▸ Problem: State how many lines of the records contain the string "Ediciones", and give no other information.

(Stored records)
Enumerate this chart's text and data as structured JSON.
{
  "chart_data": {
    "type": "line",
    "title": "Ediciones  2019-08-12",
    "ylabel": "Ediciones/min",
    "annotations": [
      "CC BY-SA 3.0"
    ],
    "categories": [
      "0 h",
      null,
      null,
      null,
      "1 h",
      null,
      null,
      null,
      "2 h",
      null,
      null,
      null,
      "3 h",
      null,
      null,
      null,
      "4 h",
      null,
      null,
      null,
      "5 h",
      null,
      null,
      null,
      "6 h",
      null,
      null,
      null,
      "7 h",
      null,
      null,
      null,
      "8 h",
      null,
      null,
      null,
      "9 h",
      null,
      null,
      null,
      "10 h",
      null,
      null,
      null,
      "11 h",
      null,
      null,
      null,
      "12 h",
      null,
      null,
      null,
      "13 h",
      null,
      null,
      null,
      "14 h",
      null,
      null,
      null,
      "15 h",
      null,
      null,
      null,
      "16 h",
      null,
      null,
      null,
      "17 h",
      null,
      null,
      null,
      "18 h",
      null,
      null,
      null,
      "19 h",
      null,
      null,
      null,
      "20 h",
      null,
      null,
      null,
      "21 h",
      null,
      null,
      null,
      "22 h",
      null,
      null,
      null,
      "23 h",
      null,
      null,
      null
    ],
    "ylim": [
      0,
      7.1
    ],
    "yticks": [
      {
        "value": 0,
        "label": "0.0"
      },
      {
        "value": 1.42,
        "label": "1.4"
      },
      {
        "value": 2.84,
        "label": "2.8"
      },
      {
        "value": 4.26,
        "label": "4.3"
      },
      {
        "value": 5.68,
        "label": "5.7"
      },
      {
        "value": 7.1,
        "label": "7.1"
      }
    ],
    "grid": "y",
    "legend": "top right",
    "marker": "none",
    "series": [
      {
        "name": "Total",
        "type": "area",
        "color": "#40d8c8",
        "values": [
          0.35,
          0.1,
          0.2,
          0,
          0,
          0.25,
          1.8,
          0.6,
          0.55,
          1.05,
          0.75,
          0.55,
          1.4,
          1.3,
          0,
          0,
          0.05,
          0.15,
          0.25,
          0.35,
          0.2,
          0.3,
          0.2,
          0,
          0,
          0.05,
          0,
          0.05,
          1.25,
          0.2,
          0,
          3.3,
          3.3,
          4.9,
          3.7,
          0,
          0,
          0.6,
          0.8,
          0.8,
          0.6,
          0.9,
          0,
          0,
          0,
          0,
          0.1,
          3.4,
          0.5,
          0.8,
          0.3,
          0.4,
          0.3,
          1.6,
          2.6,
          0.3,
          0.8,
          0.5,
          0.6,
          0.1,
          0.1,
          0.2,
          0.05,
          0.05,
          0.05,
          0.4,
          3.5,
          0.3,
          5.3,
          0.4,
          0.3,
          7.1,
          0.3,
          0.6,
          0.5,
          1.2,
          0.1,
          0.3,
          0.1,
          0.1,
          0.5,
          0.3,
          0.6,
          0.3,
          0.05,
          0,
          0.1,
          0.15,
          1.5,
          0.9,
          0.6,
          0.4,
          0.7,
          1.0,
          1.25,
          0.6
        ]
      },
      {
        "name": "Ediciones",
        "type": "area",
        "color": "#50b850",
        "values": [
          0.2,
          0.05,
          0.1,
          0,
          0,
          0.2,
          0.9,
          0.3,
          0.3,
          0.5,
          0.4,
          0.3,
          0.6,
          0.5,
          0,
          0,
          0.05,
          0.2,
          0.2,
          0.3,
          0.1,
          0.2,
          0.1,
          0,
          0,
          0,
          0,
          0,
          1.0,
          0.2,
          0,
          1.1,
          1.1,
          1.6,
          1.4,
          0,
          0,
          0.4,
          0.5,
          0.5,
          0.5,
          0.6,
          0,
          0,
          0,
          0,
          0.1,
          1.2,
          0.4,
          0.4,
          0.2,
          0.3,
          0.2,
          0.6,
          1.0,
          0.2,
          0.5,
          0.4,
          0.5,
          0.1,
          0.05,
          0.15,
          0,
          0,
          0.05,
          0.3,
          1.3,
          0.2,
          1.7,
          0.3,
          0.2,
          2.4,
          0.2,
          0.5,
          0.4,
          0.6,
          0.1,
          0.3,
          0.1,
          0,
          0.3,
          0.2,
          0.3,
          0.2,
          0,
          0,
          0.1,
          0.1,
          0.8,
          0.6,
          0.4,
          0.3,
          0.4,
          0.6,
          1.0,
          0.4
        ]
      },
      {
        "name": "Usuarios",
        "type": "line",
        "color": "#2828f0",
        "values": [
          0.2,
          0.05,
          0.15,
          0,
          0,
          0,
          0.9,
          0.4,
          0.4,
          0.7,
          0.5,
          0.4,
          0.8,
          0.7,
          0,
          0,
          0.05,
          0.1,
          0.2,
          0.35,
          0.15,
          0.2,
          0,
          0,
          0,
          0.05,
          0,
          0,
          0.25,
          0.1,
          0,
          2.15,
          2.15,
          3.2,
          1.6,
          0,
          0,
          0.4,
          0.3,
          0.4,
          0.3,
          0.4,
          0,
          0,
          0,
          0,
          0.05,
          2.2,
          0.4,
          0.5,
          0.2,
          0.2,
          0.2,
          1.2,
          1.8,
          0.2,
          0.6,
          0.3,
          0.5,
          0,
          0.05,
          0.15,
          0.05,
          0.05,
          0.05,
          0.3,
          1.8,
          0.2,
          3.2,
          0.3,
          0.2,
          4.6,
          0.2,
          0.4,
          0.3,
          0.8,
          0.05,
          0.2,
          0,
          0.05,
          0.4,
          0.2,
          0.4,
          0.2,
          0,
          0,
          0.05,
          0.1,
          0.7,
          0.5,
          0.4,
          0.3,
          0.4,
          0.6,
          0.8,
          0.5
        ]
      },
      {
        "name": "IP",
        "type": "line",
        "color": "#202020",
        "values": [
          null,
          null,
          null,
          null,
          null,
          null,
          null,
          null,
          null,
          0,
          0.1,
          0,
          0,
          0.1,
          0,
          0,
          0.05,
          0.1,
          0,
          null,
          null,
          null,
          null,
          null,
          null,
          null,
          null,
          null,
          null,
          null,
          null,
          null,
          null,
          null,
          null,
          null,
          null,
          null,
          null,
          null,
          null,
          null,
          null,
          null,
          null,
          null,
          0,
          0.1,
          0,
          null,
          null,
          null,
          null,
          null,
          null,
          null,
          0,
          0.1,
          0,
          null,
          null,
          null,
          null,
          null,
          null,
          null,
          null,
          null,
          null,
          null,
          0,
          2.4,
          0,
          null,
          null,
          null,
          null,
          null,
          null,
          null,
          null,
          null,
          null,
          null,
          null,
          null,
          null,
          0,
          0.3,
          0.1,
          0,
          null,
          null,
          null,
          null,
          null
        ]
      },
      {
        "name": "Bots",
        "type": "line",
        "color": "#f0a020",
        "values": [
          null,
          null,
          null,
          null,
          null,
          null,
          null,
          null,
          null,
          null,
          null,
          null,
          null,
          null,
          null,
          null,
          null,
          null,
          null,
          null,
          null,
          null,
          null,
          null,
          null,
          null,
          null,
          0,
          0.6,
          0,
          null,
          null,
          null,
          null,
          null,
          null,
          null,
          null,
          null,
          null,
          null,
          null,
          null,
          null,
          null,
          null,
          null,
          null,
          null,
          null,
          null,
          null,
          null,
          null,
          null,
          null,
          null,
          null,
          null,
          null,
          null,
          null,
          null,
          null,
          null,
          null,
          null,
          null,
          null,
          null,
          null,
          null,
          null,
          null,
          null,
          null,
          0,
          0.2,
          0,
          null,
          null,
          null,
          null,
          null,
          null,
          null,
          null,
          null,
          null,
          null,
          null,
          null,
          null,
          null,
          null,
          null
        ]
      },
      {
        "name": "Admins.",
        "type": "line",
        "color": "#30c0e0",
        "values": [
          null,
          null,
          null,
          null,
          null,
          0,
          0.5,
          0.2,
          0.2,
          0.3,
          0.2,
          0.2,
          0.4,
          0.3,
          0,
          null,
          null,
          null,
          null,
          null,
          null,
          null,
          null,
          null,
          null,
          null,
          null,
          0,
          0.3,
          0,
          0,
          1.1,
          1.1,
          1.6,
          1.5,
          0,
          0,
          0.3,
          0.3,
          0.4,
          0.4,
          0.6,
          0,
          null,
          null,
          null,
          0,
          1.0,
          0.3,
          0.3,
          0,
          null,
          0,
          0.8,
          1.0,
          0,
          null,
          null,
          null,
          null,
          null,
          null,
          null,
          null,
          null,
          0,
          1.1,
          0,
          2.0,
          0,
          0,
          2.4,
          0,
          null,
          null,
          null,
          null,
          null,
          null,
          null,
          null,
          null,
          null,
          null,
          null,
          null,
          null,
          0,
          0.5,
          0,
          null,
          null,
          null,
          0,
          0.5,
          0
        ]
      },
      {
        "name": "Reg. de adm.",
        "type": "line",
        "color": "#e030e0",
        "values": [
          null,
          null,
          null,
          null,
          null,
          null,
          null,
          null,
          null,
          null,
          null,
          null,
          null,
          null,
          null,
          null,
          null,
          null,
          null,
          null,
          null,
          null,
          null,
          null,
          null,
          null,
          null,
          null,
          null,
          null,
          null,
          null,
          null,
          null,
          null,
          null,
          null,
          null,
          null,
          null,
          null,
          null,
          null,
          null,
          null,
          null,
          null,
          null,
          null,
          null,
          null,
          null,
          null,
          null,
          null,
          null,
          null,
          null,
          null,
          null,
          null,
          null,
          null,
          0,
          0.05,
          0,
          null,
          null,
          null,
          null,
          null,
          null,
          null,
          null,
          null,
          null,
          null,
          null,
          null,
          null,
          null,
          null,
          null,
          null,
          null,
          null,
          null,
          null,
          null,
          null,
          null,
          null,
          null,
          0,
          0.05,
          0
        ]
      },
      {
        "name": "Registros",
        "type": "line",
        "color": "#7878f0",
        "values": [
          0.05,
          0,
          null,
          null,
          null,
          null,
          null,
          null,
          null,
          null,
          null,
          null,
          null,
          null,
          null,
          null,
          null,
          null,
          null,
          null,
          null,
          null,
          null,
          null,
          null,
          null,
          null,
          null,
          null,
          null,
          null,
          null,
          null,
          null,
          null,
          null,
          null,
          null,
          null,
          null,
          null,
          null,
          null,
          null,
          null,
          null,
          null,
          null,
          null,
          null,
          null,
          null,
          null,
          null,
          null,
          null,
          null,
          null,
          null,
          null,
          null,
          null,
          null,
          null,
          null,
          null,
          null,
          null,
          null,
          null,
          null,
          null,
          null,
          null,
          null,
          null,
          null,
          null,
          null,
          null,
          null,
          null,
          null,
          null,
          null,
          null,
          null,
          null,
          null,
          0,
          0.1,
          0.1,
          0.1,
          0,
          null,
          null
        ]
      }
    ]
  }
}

▸ Answer: 3